### Stated problem
Scan the material below for the string "this", and copy every line where it shows up.

### Input rows
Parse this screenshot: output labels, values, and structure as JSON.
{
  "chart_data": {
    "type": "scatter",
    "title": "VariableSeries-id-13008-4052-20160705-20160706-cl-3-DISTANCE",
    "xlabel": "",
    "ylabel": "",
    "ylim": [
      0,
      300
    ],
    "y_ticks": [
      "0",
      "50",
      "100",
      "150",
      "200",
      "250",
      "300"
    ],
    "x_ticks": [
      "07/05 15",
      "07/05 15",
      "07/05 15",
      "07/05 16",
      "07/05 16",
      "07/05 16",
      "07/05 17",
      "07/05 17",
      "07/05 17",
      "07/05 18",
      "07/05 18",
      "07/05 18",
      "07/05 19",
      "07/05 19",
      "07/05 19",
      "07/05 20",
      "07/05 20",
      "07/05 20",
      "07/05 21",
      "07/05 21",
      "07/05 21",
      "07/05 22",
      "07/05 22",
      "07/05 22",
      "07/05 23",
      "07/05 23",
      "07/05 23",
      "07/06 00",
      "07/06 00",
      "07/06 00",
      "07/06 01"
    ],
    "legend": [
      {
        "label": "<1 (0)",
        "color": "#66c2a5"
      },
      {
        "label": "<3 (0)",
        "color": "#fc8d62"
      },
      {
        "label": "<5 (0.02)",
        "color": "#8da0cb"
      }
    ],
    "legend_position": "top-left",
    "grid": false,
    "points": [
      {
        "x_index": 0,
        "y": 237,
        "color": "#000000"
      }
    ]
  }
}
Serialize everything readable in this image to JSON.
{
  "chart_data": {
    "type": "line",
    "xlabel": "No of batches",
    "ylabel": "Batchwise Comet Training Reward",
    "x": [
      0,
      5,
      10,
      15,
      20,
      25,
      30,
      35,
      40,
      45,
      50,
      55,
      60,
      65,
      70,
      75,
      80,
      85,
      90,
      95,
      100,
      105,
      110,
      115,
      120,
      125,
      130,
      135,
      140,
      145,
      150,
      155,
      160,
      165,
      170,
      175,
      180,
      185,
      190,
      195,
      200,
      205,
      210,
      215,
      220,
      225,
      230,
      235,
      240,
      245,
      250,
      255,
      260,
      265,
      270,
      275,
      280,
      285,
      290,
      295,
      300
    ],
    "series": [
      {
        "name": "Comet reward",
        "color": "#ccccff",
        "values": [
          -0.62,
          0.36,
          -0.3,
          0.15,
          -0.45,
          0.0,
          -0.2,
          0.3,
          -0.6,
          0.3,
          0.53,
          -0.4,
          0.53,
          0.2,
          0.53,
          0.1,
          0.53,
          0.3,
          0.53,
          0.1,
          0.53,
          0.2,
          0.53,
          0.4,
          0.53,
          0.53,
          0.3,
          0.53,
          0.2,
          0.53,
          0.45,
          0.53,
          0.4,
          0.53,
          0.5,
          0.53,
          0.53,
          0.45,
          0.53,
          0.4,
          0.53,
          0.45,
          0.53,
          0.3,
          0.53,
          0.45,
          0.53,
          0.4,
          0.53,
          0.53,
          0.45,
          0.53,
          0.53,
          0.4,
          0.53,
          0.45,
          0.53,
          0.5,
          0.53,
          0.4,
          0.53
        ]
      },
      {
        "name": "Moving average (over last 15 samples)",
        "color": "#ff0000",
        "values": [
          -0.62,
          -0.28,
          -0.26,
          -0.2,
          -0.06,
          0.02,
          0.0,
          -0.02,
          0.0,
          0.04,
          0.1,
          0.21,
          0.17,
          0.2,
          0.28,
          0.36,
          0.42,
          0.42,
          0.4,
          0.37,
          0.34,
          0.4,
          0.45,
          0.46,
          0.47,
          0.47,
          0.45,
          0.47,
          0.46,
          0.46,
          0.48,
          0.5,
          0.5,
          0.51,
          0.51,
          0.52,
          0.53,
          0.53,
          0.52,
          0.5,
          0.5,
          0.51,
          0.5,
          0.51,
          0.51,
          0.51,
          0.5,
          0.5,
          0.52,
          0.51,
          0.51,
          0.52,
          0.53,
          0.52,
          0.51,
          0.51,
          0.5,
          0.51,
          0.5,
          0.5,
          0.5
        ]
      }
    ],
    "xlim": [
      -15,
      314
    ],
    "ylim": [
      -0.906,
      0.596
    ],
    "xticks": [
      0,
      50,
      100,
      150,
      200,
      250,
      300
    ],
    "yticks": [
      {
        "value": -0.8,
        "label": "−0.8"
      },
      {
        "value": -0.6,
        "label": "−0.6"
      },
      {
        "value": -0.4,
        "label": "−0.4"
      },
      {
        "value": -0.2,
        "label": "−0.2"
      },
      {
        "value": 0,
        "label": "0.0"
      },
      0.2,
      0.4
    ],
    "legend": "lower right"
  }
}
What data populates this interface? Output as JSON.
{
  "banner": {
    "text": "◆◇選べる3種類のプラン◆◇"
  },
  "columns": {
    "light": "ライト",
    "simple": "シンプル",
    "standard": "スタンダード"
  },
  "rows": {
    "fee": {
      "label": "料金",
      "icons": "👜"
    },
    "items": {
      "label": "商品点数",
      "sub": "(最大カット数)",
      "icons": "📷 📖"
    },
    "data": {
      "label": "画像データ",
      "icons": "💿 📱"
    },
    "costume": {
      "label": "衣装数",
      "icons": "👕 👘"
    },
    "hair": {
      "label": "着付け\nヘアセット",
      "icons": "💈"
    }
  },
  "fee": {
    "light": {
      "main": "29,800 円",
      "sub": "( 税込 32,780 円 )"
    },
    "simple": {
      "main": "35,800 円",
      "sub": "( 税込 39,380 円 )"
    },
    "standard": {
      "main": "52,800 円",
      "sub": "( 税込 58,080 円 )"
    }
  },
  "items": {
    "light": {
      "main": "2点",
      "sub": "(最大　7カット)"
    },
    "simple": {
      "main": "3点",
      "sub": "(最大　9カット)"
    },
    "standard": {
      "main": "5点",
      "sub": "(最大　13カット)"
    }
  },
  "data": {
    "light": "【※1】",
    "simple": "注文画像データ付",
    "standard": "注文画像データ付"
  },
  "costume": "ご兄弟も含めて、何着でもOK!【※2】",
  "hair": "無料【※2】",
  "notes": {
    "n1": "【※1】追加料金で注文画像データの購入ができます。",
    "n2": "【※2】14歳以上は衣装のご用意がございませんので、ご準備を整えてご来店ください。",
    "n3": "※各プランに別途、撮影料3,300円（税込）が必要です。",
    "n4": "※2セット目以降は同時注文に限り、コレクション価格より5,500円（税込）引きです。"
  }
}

### Task output
Parse this screenshot: output labels, values, and structure as JSON.
Serialize everything readable in this image to JSON.
What data populates this interface? Output as JSON.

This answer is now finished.